Instruction 1: In the Git integration passage, what three steps does the git-exec prefix tell Cyclonetix to carry out?
Instruction 2: Carry on the Git integration passage from its last line, in the same style and format.

Provided passage:
Git Integration

Cyclonetix provides robust Git integration features, allowing you to execute code directly from Git repositories and manage workflow definitions as code. This approach ensures versioning, repeatability, and easier collaboration.

Git-Based Task Execution

Basic Git Integration

Instead of uploading scripts or defining inline commands, you can reference code in Git repositories:

id: "train_model"
name: "Train ML Model"
command: "git-exec https://github.com/example/ml-repo.git scripts/train.py --epochs ${EPOCHS}"
parameters:
  EPOCHS: "100"

The git-exec prefix tells Cyclonetix to:

  1. Clone the repository
  2. Check out the default branch (or specified branch/tag)
  3. Execute the specified command within the repository

Specifying Branches, Tags, or Commits

Reference specific versions of your code:

# Using a branch
command: "git-exec https://github.com/example/repo.git@develop scripts/process.py"

# Using a tag
command: "git-exec https://github.com/example/repo.git@v1.2.3 scripts/process.py"

# Using a specific commit
command: "git-exec https://github.com/example/repo.git@a1b2c3d scripts/process.py"

Authentication

For private repositories, configure authentication:

git:
  auth:
    # SSH key-based auth
    ssh_key_path: "/path/to/private/key"

    # Or HTTPS with credentials
    credentials:
      - domain: "github.com"
        username: "git-user"
        password: "${GITHUB_TOKEN}"  # Use personal access token

      - domain: "gitlab.example.com"
        username: "git-user"

Data section:
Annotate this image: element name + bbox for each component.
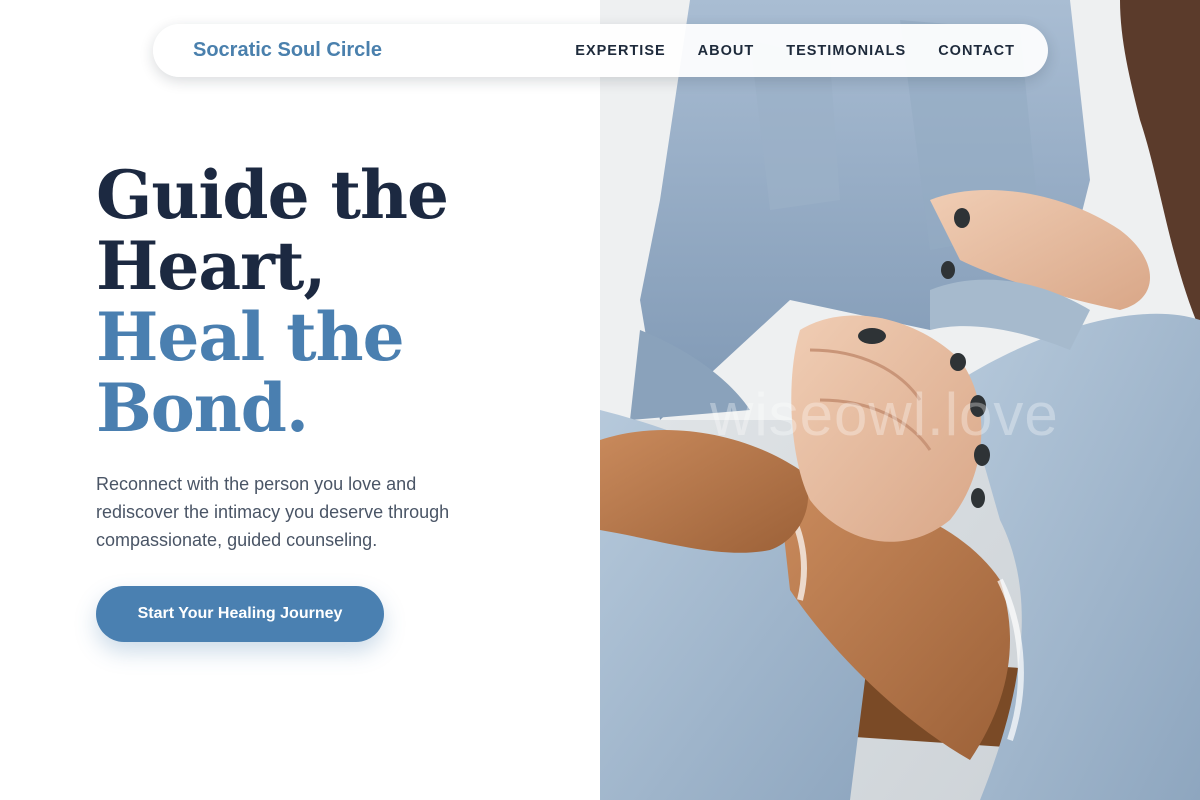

Exercise result 1: Cyclonetix clones the repository, checks out the default branch (or a specified branch or tag), and runs the specified command inside the repository.

Exercise result 2:
        password: "${GITLAB_TOKEN}"

Caching Repositories

To avoid repeated cloning, enable repository caching:

git:
  cache:
    enabled: true
    path: "/tmp/cyclonetix-git-cache"
    max_size_mb: 1000
    ttl_minutes: 60

Git-Based Workflow Definitions

Git-Synced Task and DAG Definitions

Keep your task and DAG definitions in a Git repository:

git_sync:
  enabled: true
  repositories:
    - url: "https://github.com/example/workflows.git"
      branch: "main"
      paths:
        - source: "tasks/"
          destination: "${CYCLO_TASK_DIRECTORY}"
        - source: "dags/"
          destination: "${CYCLO_DAG_DIRECTORY}"
      poll_interval_seconds: 60
      credentials:
        username: "git-user"
        password: "${GIT_TOKEN}"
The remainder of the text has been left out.